• _Record set_
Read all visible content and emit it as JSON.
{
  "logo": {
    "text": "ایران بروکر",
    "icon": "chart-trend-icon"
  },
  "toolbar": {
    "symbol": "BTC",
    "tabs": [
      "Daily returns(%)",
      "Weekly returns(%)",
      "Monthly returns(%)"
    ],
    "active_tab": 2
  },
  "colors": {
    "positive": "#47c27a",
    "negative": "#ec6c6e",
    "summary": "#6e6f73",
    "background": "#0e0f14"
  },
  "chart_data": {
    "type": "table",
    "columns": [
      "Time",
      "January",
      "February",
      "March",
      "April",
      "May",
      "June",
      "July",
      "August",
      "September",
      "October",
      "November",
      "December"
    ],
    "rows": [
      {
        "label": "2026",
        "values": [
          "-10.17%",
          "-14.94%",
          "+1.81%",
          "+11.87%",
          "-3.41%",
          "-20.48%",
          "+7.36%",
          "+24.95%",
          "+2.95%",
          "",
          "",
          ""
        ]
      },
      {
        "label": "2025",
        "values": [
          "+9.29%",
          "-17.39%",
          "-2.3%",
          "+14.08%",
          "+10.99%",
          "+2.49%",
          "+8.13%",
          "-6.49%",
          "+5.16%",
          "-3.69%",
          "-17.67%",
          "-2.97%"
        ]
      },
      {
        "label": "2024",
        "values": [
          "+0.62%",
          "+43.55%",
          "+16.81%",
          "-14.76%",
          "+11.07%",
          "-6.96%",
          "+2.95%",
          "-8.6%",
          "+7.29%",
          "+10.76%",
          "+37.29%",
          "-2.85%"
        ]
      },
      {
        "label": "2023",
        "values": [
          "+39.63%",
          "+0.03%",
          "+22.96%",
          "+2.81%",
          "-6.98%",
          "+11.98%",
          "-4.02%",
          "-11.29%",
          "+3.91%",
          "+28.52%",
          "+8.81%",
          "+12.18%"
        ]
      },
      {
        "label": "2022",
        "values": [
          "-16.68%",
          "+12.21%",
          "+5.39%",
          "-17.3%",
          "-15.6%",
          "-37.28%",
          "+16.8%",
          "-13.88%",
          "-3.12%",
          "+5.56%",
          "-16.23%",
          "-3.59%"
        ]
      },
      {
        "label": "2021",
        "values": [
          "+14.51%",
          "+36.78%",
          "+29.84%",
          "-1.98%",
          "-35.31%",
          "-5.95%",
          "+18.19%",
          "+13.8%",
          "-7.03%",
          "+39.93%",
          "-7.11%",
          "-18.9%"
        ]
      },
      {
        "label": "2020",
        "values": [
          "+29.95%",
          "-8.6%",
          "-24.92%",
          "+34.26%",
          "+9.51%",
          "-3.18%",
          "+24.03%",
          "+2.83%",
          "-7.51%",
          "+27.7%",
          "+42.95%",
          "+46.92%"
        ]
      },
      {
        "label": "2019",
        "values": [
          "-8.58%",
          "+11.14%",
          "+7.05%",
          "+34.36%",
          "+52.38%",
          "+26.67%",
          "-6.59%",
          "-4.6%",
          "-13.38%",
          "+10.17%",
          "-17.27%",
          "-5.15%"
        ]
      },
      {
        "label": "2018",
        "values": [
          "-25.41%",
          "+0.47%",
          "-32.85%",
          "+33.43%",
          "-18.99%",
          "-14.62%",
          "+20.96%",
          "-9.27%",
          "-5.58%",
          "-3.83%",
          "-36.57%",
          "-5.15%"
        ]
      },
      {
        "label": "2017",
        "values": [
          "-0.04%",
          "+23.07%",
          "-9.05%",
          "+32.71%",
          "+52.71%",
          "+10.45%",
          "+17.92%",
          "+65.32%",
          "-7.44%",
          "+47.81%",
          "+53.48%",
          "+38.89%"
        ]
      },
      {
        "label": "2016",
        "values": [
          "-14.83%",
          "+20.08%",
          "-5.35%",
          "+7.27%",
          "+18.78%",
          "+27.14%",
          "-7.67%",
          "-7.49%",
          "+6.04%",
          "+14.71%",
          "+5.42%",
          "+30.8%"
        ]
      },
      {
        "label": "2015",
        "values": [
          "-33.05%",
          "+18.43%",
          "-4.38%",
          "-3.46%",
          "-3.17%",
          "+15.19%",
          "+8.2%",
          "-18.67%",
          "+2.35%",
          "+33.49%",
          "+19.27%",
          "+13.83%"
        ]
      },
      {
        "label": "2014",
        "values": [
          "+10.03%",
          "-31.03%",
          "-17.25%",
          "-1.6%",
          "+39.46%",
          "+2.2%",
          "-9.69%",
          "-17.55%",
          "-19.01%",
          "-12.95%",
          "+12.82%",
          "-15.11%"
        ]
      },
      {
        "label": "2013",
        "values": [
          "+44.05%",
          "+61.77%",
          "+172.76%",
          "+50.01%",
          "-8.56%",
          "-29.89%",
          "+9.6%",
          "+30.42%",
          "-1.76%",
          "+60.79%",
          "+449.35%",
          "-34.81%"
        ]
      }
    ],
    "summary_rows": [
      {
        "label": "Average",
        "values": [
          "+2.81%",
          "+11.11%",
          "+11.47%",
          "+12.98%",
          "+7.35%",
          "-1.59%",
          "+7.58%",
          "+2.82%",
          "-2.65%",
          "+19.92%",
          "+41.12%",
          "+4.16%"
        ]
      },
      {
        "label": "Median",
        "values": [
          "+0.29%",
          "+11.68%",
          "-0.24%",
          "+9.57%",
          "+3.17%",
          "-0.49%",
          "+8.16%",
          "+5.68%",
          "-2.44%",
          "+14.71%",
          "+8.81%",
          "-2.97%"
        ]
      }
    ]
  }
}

• _Task brief_
Write out every line of the preceding listing that contains "returns".

• _Result of the exercise_
      "Daily returns(%)",
      "Weekly returns(%)",
      "Monthly returns(%)"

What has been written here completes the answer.